[Goal] A line counts if it contains the word "TanSat" at least once. State how many such lines the records contain, giving the number alone.
-- start Data listing --
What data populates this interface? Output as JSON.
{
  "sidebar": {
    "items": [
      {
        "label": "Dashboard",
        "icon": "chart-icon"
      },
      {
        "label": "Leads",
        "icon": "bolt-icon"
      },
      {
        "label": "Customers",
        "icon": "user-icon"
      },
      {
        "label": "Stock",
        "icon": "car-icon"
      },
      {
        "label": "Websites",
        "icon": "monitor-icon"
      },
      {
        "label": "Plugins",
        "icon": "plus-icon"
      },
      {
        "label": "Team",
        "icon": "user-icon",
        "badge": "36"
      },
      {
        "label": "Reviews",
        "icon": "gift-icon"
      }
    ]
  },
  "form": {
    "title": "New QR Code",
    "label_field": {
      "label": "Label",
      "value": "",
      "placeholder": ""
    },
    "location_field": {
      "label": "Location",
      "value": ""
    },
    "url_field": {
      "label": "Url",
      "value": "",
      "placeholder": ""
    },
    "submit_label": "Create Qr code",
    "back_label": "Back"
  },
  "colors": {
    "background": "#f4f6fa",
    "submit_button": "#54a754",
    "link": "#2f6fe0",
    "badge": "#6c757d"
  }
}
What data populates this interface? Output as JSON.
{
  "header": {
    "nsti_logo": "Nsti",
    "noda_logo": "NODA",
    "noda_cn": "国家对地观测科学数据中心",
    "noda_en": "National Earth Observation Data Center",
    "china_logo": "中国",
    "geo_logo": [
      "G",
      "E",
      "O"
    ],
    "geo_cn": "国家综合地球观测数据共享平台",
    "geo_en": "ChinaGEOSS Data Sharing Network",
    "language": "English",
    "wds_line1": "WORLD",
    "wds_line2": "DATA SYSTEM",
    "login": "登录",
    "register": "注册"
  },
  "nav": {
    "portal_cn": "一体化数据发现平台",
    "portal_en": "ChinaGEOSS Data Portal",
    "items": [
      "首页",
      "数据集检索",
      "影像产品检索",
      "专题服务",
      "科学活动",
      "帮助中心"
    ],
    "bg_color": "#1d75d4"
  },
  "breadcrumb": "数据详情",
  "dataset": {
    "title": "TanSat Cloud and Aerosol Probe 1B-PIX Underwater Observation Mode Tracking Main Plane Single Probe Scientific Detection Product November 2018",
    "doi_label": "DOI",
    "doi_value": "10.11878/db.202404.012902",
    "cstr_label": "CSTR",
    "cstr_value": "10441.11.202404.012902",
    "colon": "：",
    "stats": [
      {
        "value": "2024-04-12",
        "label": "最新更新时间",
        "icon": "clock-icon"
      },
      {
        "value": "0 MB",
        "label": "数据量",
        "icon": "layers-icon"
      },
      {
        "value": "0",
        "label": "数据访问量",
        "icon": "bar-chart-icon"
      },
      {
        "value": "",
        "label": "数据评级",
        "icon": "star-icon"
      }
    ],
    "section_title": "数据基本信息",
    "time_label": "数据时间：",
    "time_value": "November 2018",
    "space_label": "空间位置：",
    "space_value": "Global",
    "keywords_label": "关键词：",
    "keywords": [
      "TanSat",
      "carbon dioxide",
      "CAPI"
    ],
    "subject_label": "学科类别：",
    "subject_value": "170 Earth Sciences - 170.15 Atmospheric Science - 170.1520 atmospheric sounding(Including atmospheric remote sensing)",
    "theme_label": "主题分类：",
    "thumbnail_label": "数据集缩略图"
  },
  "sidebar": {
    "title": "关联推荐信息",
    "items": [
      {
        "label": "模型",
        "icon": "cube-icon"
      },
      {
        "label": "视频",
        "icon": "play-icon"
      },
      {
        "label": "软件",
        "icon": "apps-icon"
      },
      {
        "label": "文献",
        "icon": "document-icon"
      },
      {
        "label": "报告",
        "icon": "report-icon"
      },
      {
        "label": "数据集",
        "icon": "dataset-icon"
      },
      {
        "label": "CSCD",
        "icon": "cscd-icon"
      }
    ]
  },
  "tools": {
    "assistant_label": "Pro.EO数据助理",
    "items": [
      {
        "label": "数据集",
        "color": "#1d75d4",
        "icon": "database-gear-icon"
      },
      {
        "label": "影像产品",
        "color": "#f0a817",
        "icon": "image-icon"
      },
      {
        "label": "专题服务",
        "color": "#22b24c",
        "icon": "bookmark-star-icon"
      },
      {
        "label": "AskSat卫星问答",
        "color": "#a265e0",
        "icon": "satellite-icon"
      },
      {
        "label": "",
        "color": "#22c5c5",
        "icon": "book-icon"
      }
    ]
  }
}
-- end Data listing --
[Answer to the problem] 2